** BEGIN ENTRIES SHOWN **

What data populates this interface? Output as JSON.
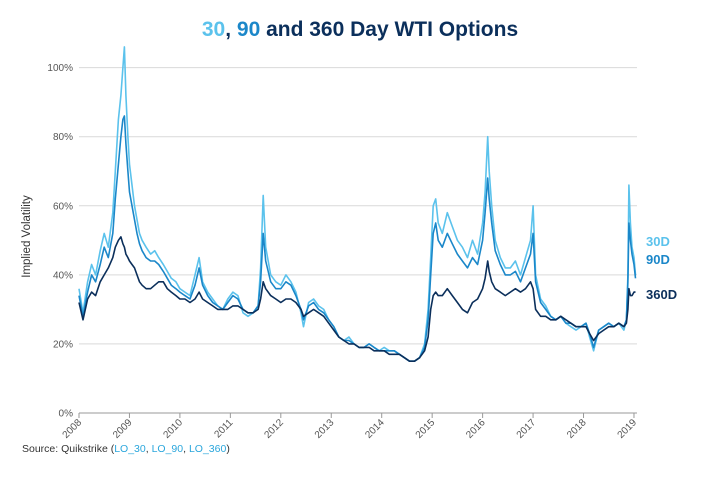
{
  "chart_data": {
    "type": "line",
    "title_parts": [
      {
        "text": "30",
        "series": "30D"
      },
      {
        "text": ", ",
        "series": null
      },
      {
        "text": "90",
        "series": "90D"
      },
      {
        "text": " and 360 Day WTI Options",
        "series": null
      }
    ],
    "ylabel": "Implied Volatility",
    "xlabel": "",
    "y_ticks": [
      "0%",
      "20%",
      "40%",
      "60%",
      "80%",
      "100%"
    ],
    "ylim": [
      0,
      108
    ],
    "x_ticks": [
      "2008",
      "2009",
      "2010",
      "2011",
      "2012",
      "2013",
      "2014",
      "2015",
      "2016",
      "2017",
      "2018",
      "2019"
    ],
    "xlim": [
      2008.0,
      2019.06
    ],
    "grid": "horizontal",
    "series": [
      {
        "name": "30D",
        "color": "#5bc2ec",
        "x": [
          2008.0,
          2008.08,
          2008.17,
          2008.25,
          2008.33,
          2008.42,
          2008.5,
          2008.58,
          2008.67,
          2008.72,
          2008.78,
          2008.83,
          2008.87,
          2008.9,
          2008.93,
          2008.97,
          2009.0,
          2009.05,
          2009.1,
          2009.15,
          2009.2,
          2009.25,
          2009.33,
          2009.42,
          2009.5,
          2009.58,
          2009.67,
          2009.75,
          2009.83,
          2009.92,
          2010.0,
          2010.1,
          2010.2,
          2010.3,
          2010.38,
          2010.45,
          2010.55,
          2010.65,
          2010.75,
          2010.85,
          2010.95,
          2011.05,
          2011.15,
          2011.25,
          2011.35,
          2011.45,
          2011.55,
          2011.6,
          2011.65,
          2011.7,
          2011.8,
          2011.9,
          2012.0,
          2012.1,
          2012.2,
          2012.3,
          2012.4,
          2012.45,
          2012.55,
          2012.65,
          2012.75,
          2012.85,
          2012.95,
          2013.05,
          2013.15,
          2013.25,
          2013.35,
          2013.45,
          2013.55,
          2013.65,
          2013.75,
          2013.85,
          2013.95,
          2014.05,
          2014.15,
          2014.25,
          2014.35,
          2014.45,
          2014.55,
          2014.65,
          2014.75,
          2014.85,
          2014.92,
          2014.97,
          2015.02,
          2015.07,
          2015.12,
          2015.2,
          2015.3,
          2015.4,
          2015.5,
          2015.6,
          2015.7,
          2015.8,
          2015.9,
          2016.0,
          2016.05,
          2016.1,
          2016.13,
          2016.18,
          2016.25,
          2016.35,
          2016.45,
          2016.55,
          2016.65,
          2016.75,
          2016.85,
          2016.95,
          2017.0,
          2017.05,
          2017.15,
          2017.25,
          2017.35,
          2017.45,
          2017.55,
          2017.65,
          2017.75,
          2017.85,
          2017.95,
          2018.05,
          2018.12,
          2018.2,
          2018.3,
          2018.4,
          2018.5,
          2018.6,
          2018.7,
          2018.8,
          2018.85,
          2018.88,
          2018.9,
          2018.93,
          2018.96,
          2019.0,
          2019.03
        ],
        "values": [
          36,
          29,
          38,
          43,
          40,
          47,
          52,
          48,
          58,
          70,
          85,
          92,
          100,
          106,
          92,
          80,
          72,
          66,
          60,
          56,
          52,
          50,
          48,
          46,
          47,
          45,
          43,
          41,
          39,
          38,
          36,
          35,
          34,
          40,
          45,
          38,
          35,
          33,
          31,
          30,
          33,
          35,
          34,
          29,
          28,
          29,
          31,
          42,
          63,
          48,
          40,
          38,
          37,
          40,
          38,
          35,
          29,
          25,
          32,
          33,
          31,
          30,
          27,
          25,
          22,
          21,
          22,
          20,
          19,
          19,
          20,
          19,
          18,
          19,
          18,
          18,
          17,
          16,
          15,
          15,
          16,
          20,
          30,
          45,
          60,
          62,
          55,
          52,
          58,
          54,
          50,
          48,
          45,
          50,
          46,
          55,
          64,
          80,
          70,
          60,
          50,
          45,
          42,
          42,
          44,
          40,
          45,
          50,
          60,
          40,
          33,
          31,
          28,
          27,
          28,
          26,
          25,
          24,
          25,
          26,
          22,
          18,
          24,
          25,
          26,
          25,
          26,
          24,
          27,
          40,
          66,
          55,
          48,
          45,
          40
        ]
      },
      {
        "name": "90D",
        "color": "#1b87c9",
        "x": [
          2008.0,
          2008.08,
          2008.17,
          2008.25,
          2008.33,
          2008.42,
          2008.5,
          2008.58,
          2008.67,
          2008.72,
          2008.78,
          2008.83,
          2008.87,
          2008.9,
          2008.93,
          2008.97,
          2009.0,
          2009.05,
          2009.1,
          2009.15,
          2009.2,
          2009.25,
          2009.33,
          2009.42,
          2009.5,
          2009.58,
          2009.67,
          2009.75,
          2009.83,
          2009.92,
          2010.0,
          2010.1,
          2010.2,
          2010.3,
          2010.38,
          2010.45,
          2010.55,
          2010.65,
          2010.75,
          2010.85,
          2010.95,
          2011.05,
          2011.15,
          2011.25,
          2011.35,
          2011.45,
          2011.55,
          2011.6,
          2011.65,
          2011.7,
          2011.8,
          2011.9,
          2012.0,
          2012.1,
          2012.2,
          2012.3,
          2012.4,
          2012.45,
          2012.55,
          2012.65,
          2012.75,
          2012.85,
          2012.95,
          2013.05,
          2013.15,
          2013.25,
          2013.35,
          2013.45,
          2013.55,
          2013.65,
          2013.75,
          2013.85,
          2013.95,
          2014.05,
          2014.15,
          2014.25,
          2014.35,
          2014.45,
          2014.55,
          2014.65,
          2014.75,
          2014.85,
          2014.92,
          2014.97,
          2015.02,
          2015.07,
          2015.12,
          2015.2,
          2015.3,
          2015.4,
          2015.5,
          2015.6,
          2015.7,
          2015.8,
          2015.9,
          2016.0,
          2016.05,
          2016.1,
          2016.13,
          2016.18,
          2016.25,
          2016.35,
          2016.45,
          2016.55,
          2016.65,
          2016.75,
          2016.85,
          2016.95,
          2017.0,
          2017.05,
          2017.15,
          2017.25,
          2017.35,
          2017.45,
          2017.55,
          2017.65,
          2017.75,
          2017.85,
          2017.95,
          2018.05,
          2018.12,
          2018.2,
          2018.3,
          2018.4,
          2018.5,
          2018.6,
          2018.7,
          2018.8,
          2018.85,
          2018.88,
          2018.9,
          2018.93,
          2018.96,
          2019.0,
          2019.03
        ],
        "values": [
          34,
          28,
          35,
          40,
          38,
          43,
          48,
          45,
          52,
          62,
          72,
          80,
          85,
          86,
          78,
          70,
          64,
          60,
          56,
          52,
          49,
          47,
          45,
          44,
          44,
          43,
          41,
          39,
          37,
          36,
          35,
          34,
          33,
          37,
          42,
          37,
          34,
          32,
          31,
          30,
          32,
          34,
          33,
          30,
          29,
          29,
          31,
          38,
          52,
          44,
          38,
          36,
          36,
          38,
          37,
          34,
          30,
          27,
          31,
          32,
          30,
          29,
          27,
          25,
          22,
          21,
          21,
          20,
          19,
          19,
          20,
          19,
          18,
          18,
          18,
          18,
          17,
          16,
          15,
          15,
          16,
          19,
          27,
          40,
          52,
          55,
          50,
          48,
          52,
          49,
          46,
          44,
          42,
          45,
          43,
          50,
          58,
          68,
          62,
          55,
          47,
          43,
          40,
          40,
          41,
          38,
          42,
          46,
          52,
          38,
          32,
          30,
          28,
          27,
          28,
          26,
          26,
          25,
          25,
          26,
          23,
          19,
          24,
          25,
          26,
          25,
          26,
          25,
          27,
          38,
          55,
          50,
          46,
          43,
          39
        ]
      },
      {
        "name": "360D",
        "color": "#0b2f5b",
        "x": [
          2008.0,
          2008.08,
          2008.17,
          2008.25,
          2008.33,
          2008.42,
          2008.5,
          2008.58,
          2008.67,
          2008.72,
          2008.78,
          2008.83,
          2008.87,
          2008.9,
          2008.93,
          2008.97,
          2009.0,
          2009.05,
          2009.1,
          2009.15,
          2009.2,
          2009.25,
          2009.33,
          2009.42,
          2009.5,
          2009.58,
          2009.67,
          2009.75,
          2009.83,
          2009.92,
          2010.0,
          2010.1,
          2010.2,
          2010.3,
          2010.38,
          2010.45,
          2010.55,
          2010.65,
          2010.75,
          2010.85,
          2010.95,
          2011.05,
          2011.15,
          2011.25,
          2011.35,
          2011.45,
          2011.55,
          2011.6,
          2011.65,
          2011.7,
          2011.8,
          2011.9,
          2012.0,
          2012.1,
          2012.2,
          2012.3,
          2012.4,
          2012.45,
          2012.55,
          2012.65,
          2012.75,
          2012.85,
          2012.95,
          2013.05,
          2013.15,
          2013.25,
          2013.35,
          2013.45,
          2013.55,
          2013.65,
          2013.75,
          2013.85,
          2013.95,
          2014.05,
          2014.15,
          2014.25,
          2014.35,
          2014.45,
          2014.55,
          2014.65,
          2014.75,
          2014.85,
          2014.92,
          2014.97,
          2015.02,
          2015.07,
          2015.12,
          2015.2,
          2015.3,
          2015.4,
          2015.5,
          2015.6,
          2015.7,
          2015.8,
          2015.9,
          2016.0,
          2016.05,
          2016.1,
          2016.13,
          2016.18,
          2016.25,
          2016.35,
          2016.45,
          2016.55,
          2016.65,
          2016.75,
          2016.85,
          2016.95,
          2017.0,
          2017.05,
          2017.15,
          2017.25,
          2017.35,
          2017.45,
          2017.55,
          2017.65,
          2017.75,
          2017.85,
          2017.95,
          2018.05,
          2018.12,
          2018.2,
          2018.3,
          2018.4,
          2018.5,
          2018.6,
          2018.7,
          2018.8,
          2018.85,
          2018.88,
          2018.9,
          2018.93,
          2018.96,
          2019.0,
          2019.03
        ],
        "values": [
          32,
          27,
          33,
          35,
          34,
          38,
          40,
          42,
          45,
          48,
          50,
          51,
          49,
          48,
          46,
          45,
          44,
          43,
          42,
          40,
          38,
          37,
          36,
          36,
          37,
          38,
          38,
          36,
          35,
          34,
          33,
          33,
          32,
          33,
          35,
          33,
          32,
          31,
          30,
          30,
          30,
          31,
          31,
          30,
          29,
          29,
          30,
          33,
          38,
          36,
          34,
          33,
          32,
          33,
          33,
          32,
          30,
          28,
          29,
          30,
          29,
          28,
          26,
          24,
          22,
          21,
          20,
          20,
          19,
          19,
          19,
          18,
          18,
          18,
          17,
          17,
          17,
          16,
          15,
          15,
          16,
          18,
          22,
          30,
          34,
          35,
          34,
          34,
          36,
          34,
          32,
          30,
          29,
          32,
          33,
          36,
          39,
          44,
          41,
          38,
          36,
          35,
          34,
          35,
          36,
          35,
          36,
          38,
          36,
          30,
          28,
          28,
          27,
          27,
          28,
          27,
          26,
          25,
          25,
          25,
          23,
          21,
          23,
          24,
          25,
          25,
          26,
          25,
          26,
          30,
          36,
          34,
          34,
          35,
          35
        ]
      }
    ],
    "end_labels": [
      "30D",
      "90D",
      "360D"
    ],
    "source": {
      "prefix": "Source: Quikstrike (",
      "codes": [
        "LO_30",
        "LO_90",
        "LO_360"
      ],
      "separator": ", ",
      "suffix": ")"
    }
  }
}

** END ENTRIES SHOWN **

▸ EXERCISE TASK
Looking at the records above, work out how many lines include the string "text". Give the number and nothing else.

▸ COMPLETED TASK
4